§ **Stated task**
In the records below, swap every "interactable" for "clickable" and reproduce all other text unchanged. Leave the pictures out of the output.

====== Records for the task ======

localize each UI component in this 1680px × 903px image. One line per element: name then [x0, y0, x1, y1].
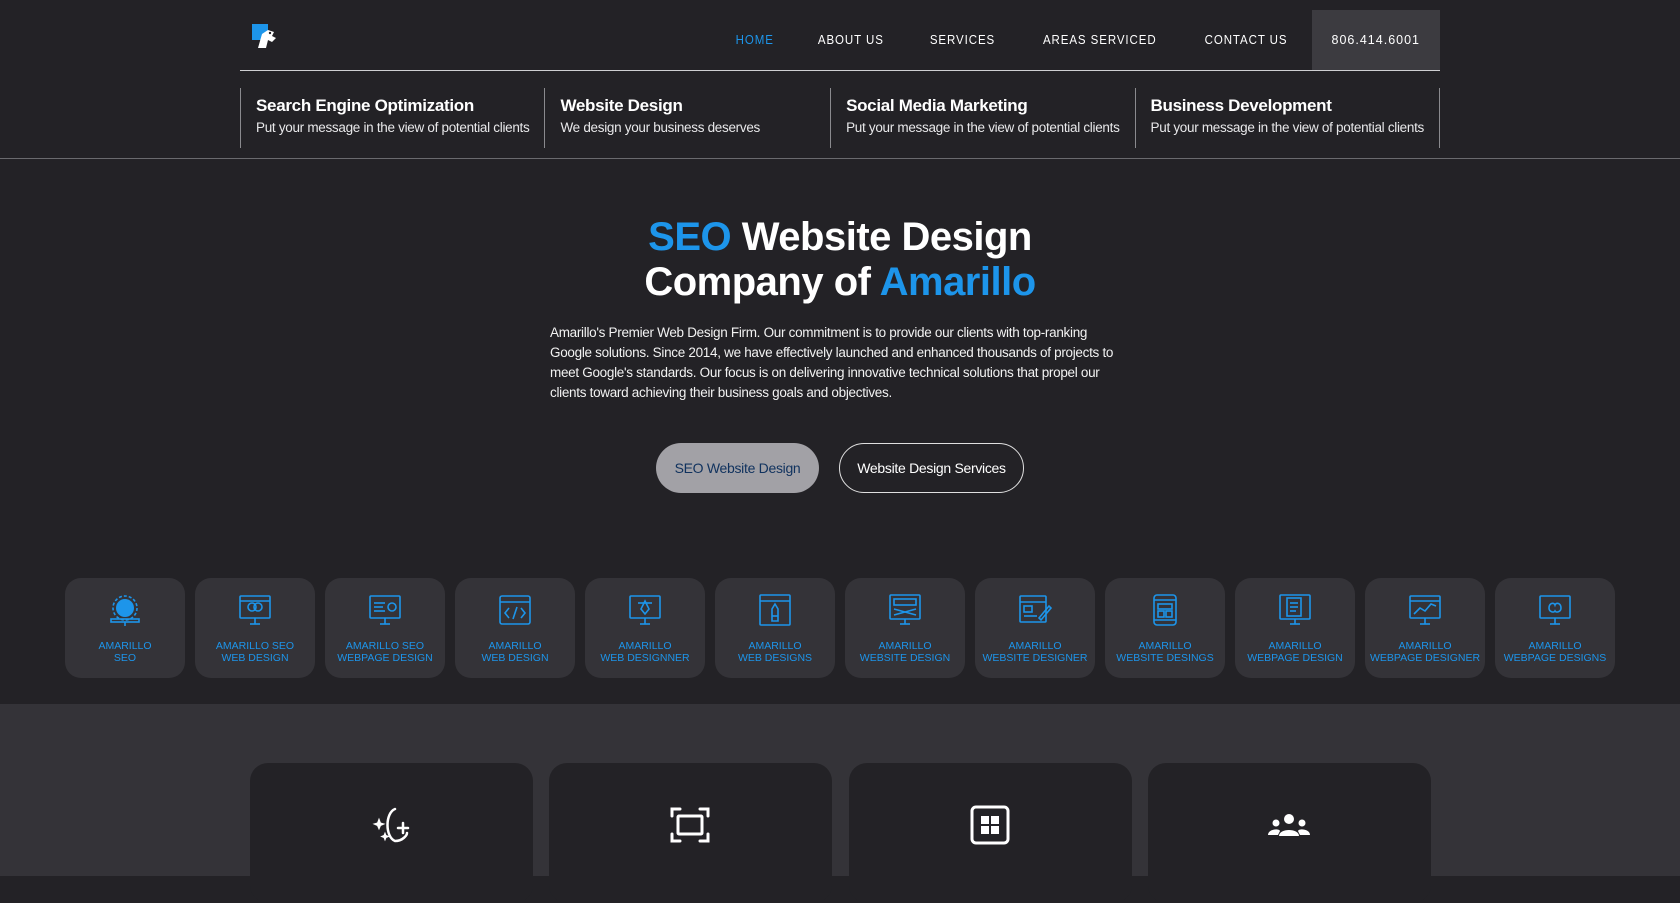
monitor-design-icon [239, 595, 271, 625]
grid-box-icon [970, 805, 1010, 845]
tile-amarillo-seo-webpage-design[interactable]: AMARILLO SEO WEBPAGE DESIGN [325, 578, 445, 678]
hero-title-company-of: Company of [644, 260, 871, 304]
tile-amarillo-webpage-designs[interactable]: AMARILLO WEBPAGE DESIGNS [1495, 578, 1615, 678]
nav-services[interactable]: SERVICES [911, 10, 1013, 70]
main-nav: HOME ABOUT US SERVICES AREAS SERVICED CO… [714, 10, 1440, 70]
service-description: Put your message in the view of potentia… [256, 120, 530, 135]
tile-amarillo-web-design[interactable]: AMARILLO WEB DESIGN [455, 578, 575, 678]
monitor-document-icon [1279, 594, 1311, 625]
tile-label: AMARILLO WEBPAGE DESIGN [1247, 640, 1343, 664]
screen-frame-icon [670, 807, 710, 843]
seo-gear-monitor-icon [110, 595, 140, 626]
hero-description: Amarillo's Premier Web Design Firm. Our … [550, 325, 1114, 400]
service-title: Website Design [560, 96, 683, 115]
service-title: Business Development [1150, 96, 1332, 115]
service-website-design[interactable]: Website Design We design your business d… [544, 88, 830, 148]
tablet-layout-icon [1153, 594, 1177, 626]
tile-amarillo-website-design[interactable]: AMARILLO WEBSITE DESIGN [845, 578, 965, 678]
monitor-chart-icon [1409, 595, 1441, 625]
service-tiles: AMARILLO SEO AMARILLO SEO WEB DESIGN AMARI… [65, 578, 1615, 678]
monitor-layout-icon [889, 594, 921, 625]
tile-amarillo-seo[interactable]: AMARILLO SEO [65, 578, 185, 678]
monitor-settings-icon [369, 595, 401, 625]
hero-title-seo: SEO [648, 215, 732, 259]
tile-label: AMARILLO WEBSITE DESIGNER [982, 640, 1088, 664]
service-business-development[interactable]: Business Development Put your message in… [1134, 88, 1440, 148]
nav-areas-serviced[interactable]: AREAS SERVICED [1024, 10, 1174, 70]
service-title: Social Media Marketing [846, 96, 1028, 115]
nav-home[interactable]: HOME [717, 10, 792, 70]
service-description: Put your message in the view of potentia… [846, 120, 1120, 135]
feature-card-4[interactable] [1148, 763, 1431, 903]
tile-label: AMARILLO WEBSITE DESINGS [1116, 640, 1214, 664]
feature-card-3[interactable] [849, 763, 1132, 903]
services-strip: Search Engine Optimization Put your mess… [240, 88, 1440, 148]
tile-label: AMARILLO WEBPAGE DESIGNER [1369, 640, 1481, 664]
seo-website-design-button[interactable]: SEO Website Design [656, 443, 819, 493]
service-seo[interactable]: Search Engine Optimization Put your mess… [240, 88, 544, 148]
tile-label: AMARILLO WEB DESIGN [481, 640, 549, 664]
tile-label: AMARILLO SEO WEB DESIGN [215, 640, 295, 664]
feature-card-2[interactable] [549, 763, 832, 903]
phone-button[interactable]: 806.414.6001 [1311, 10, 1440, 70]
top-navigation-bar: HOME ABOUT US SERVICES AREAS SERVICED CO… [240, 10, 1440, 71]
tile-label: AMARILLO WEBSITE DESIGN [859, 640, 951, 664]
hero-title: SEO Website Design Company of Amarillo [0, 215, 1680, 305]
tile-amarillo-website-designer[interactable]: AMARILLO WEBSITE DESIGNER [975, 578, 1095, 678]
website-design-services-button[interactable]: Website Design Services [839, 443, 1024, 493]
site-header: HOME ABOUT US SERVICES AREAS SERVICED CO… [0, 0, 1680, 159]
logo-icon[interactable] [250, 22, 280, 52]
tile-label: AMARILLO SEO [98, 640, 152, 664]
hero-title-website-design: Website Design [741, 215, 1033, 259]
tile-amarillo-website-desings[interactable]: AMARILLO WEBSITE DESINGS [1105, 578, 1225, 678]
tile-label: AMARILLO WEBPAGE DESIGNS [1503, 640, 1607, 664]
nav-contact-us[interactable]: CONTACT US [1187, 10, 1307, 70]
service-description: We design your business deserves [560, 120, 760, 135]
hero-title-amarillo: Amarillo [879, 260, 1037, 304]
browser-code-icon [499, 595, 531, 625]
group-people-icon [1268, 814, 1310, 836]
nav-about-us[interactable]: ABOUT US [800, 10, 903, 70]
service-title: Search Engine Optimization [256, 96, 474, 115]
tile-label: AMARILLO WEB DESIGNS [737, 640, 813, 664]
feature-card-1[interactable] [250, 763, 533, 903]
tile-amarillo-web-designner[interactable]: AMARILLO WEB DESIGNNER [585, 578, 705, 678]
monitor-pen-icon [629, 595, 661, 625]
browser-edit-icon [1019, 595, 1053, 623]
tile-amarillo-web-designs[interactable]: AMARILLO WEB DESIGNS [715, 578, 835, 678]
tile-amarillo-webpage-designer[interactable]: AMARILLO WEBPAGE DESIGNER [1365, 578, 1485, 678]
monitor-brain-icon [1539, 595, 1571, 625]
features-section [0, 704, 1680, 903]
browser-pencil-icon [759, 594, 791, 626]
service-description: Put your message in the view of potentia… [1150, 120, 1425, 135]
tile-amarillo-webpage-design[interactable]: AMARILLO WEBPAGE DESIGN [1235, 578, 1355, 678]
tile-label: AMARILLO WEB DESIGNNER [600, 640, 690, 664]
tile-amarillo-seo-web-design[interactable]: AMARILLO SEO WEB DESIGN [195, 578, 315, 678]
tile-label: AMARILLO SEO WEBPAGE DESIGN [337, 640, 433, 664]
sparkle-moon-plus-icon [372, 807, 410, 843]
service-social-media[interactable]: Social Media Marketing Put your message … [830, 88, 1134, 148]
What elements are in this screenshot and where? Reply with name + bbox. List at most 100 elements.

======

§ **Exercise output**
localize each UI component in this 1680px × 903px image. One line per element: name then [x0, y0, x1, y1].
monitor-design-icon [239, 595, 271, 625]
grid-box-icon [970, 805, 1010, 845]
tile-amarillo-seo-webpage-design[clickable]: AMARILLO SEO WEBPAGE DESIGN [325, 578, 445, 678]
hero-title-company-of: Company of [644, 260, 871, 304]
tile-amarillo-webpage-designs[clickable]: AMARILLO WEBPAGE DESIGNS [1495, 578, 1615, 678]
nav-services[clickable]: SERVICES [911, 10, 1013, 70]
main-nav: HOME ABOUT US SERVICES AREAS SERVICED CO… [714, 10, 1440, 70]
service-description: Put your message in the view of potentia… [256, 120, 530, 135]
tile-amarillo-web-design[clickable]: AMARILLO WEB DESIGN [455, 578, 575, 678]
monitor-document-icon [1279, 594, 1311, 625]
tile-label: AMARILLO WEBPAGE DESIGN [1247, 640, 1343, 664]
screen-frame-icon [670, 807, 710, 843]
seo-gear-monitor-icon [110, 595, 140, 626]
hero-description: Amarillo's Premier Web Design Firm. Our … [550, 325, 1114, 400]
service-title: Website Design [560, 96, 683, 115]
service-title: Business Development [1150, 96, 1332, 115]
service-website-design[clickable]: Website Design We design your business d… [544, 88, 830, 148]
tablet-layout-icon [1153, 594, 1177, 626]
tile-amarillo-website-design[clickable]: AMARILLO WEBSITE DESIGN [845, 578, 965, 678]
monitor-chart-icon [1409, 595, 1441, 625]
service-tiles: AMARILLO SEO AMARILLO SEO WEB DESIGN AMARI… [65, 578, 1615, 678]
monitor-layout-icon [889, 594, 921, 625]
tile-amarillo-seo[clickable]: AMARILLO SEO [65, 578, 185, 678]
monitor-settings-icon [369, 595, 401, 625]
hero-title-seo: SEO [648, 215, 732, 259]
tile-label: AMARILLO WEBSITE DESIGNER [982, 640, 1088, 664]
service-business-development[clickable]: Business Development Put your message in… [1134, 88, 1440, 148]
nav-areas-serviced[clickable]: AREAS SERVICED [1024, 10, 1174, 70]
service-title: Social Media Marketing [846, 96, 1028, 115]
nav-home[clickable]: HOME [717, 10, 792, 70]
service-description: Put your message in the view of potentia… [846, 120, 1120, 135]
feature-card-4[clickable] [1148, 763, 1431, 903]
tile-label: AMARILLO WEBSITE DESINGS [1116, 640, 1214, 664]
feature-card-3[clickable] [849, 763, 1132, 903]
services-strip: Search Engine Optimization Put your mess… [240, 88, 1440, 148]
tile-label: AMARILLO WEBPAGE DESIGNER [1369, 640, 1481, 664]
seo-website-design-button[clickable]: SEO Website Design [656, 443, 819, 493]
service-seo[clickable]: Search Engine Optimization Put your mess… [240, 88, 544, 148]
tile-label: AMARILLO WEB DESIGN [481, 640, 549, 664]
tile-label: AMARILLO SEO WEB DESIGN [215, 640, 295, 664]
feature-card-2[clickable] [549, 763, 832, 903]
phone-button[clickable]: 806.414.6001 [1311, 10, 1440, 70]
top-navigation-bar: HOME ABOUT US SERVICES AREAS SERVICED CO… [240, 10, 1440, 71]
tile-label: AMARILLO WEBSITE DESIGN [859, 640, 951, 664]
hero-title: SEO Website Design Company of Amarillo [0, 215, 1680, 305]
tile-amarillo-website-designer[clickable]: AMARILLO WEBSITE DESIGNER [975, 578, 1095, 678]
website-design-services-button[clickable]: Website Design Services [839, 443, 1024, 493]
site-header: HOME ABOUT US SERVICES AREAS SERVICED CO… [0, 0, 1680, 159]
logo-icon[clickable] [250, 22, 280, 52]
tile-label: AMARILLO SEO [98, 640, 152, 664]
hero-title-website-design: Website Design [741, 215, 1033, 259]
tile-amarillo-website-desings[clickable]: AMARILLO WEBSITE DESINGS [1105, 578, 1225, 678]
tile-label: AMARILLO WEBPAGE DESIGNS [1503, 640, 1607, 664]
nav-contact-us[clickable]: CONTACT US [1187, 10, 1307, 70]
service-description: We design your business deserves [560, 120, 760, 135]
hero-title-amarillo: Amarillo [879, 260, 1037, 304]
browser-code-icon [499, 595, 531, 625]
group-people-icon [1268, 814, 1310, 836]
nav-about-us[clickable]: ABOUT US [800, 10, 903, 70]
service-title: Search Engine Optimization [256, 96, 474, 115]
tile-label: AMARILLO WEB DESIGNS [737, 640, 813, 664]
feature-card-1[clickable] [250, 763, 533, 903]
tile-amarillo-web-designner[clickable]: AMARILLO WEB DESIGNNER [585, 578, 705, 678]
monitor-pen-icon [629, 595, 661, 625]
browser-edit-icon [1019, 595, 1053, 623]
tile-amarillo-web-designs[clickable]: AMARILLO WEB DESIGNS [715, 578, 835, 678]
tile-amarillo-webpage-designer[clickable]: AMARILLO WEBPAGE DESIGNER [1365, 578, 1485, 678]
monitor-brain-icon [1539, 595, 1571, 625]
features-section [0, 704, 1680, 903]
browser-pencil-icon [759, 594, 791, 626]
service-description: Put your message in the view of potentia… [1150, 120, 1425, 135]
tile-amarillo-webpage-design[clickable]: AMARILLO WEBPAGE DESIGN [1235, 578, 1355, 678]
tile-label: AMARILLO WEB DESIGNNER [600, 640, 690, 664]
tile-amarillo-seo-web-design[clickable]: AMARILLO SEO WEB DESIGN [195, 578, 315, 678]
tile-label: AMARILLO SEO WEBPAGE DESIGN [337, 640, 433, 664]
sparkle-moon-plus-icon [372, 807, 410, 843]
service-social-media[clickable]: Social Media Marketing Put your message … [830, 88, 1134, 148]
What elements are in this screenshot and where? Reply with name + bbox. List at most 100 elements.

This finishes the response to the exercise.